What is asked. Find each line with the string "покрытые" and report it.
[Start of Records for processing]
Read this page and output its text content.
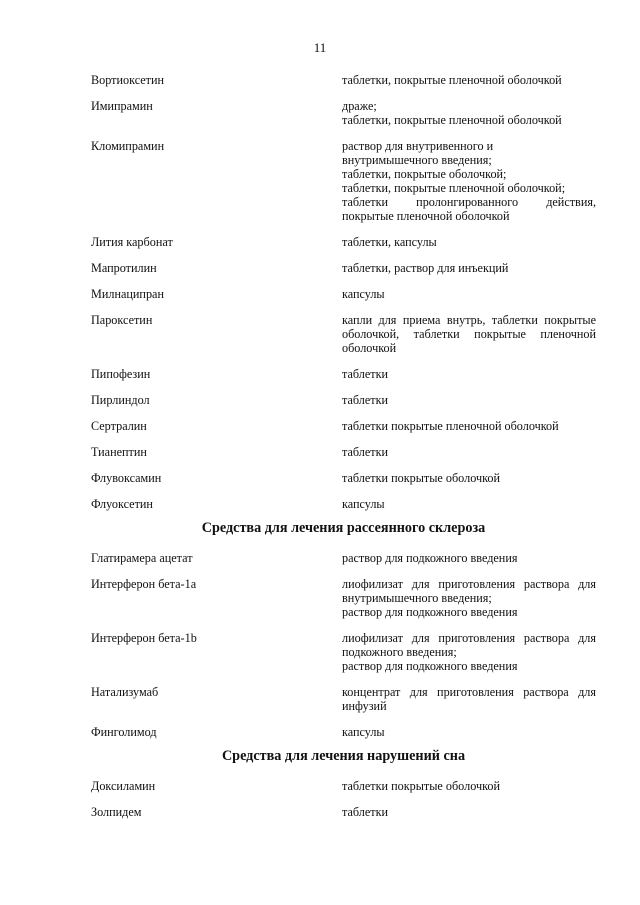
11
Вортиоксетин	таблетки, покрытые пленочной оболочкой
Имипрамин	драже;
таблетки, покрытые пленочной оболочкой
Кломипрамин	раствор для внутривенного и
внутримышечного введения;
таблетки, покрытые оболочкой;
таблетки, покрытые пленочной оболочкой;
таблетки пролонгированного действия,
покрытые пленочной оболочкой
Лития карбонат	таблетки, капсулы
Мапротилин	таблетки, раствор для инъекций
Милнаципран	капсулы
Пароксетин	капли для приема внутрь, таблетки покрытые
оболочкой, таблетки покрытые пленочной
оболочкой
Пипофезин	таблетки
Пирлиндол	таблетки
Сертралин	таблетки покрытые пленочной оболочкой
Тианептин	таблетки
Флувоксамин	таблетки покрытые оболочкой
Флуоксетин	капсулы
Средства для лечения рассеянного склероза
Глатирамера ацетат	раствор для подкожного введения
Интерферон бета-1а	лиофилизат для приготовления раствора для
внутримышечного введения;
раствор для подкожного введения
Интерферон бета-1b	лиофилизат для приготовления раствора для
подкожного введения;
раствор для подкожного введения
Натализумаб	концентрат для приготовления раствора для
инфузий
Финголимод	капсулы
Средства для лечения нарушений сна
Доксиламин	таблетки покрытые оболочкой
Золпидем	таблетки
[End of Records for processing]
Finished exercise.
Вортиоксетин	таблетки, покрытые пленочной оболочкой
таблетки, покрытые пленочной оболочкой
таблетки, покрытые оболочкой;
таблетки, покрытые пленочной оболочкой;
покрытые пленочной оболочкой
Пароксетин	капли для приема внутрь, таблетки покрытые
оболочкой, таблетки покрытые пленочной
Сертралин	таблетки покрытые пленочной оболочкой
Флувоксамин	таблетки покрытые оболочкой
Доксиламин	таблетки покрытые оболочкой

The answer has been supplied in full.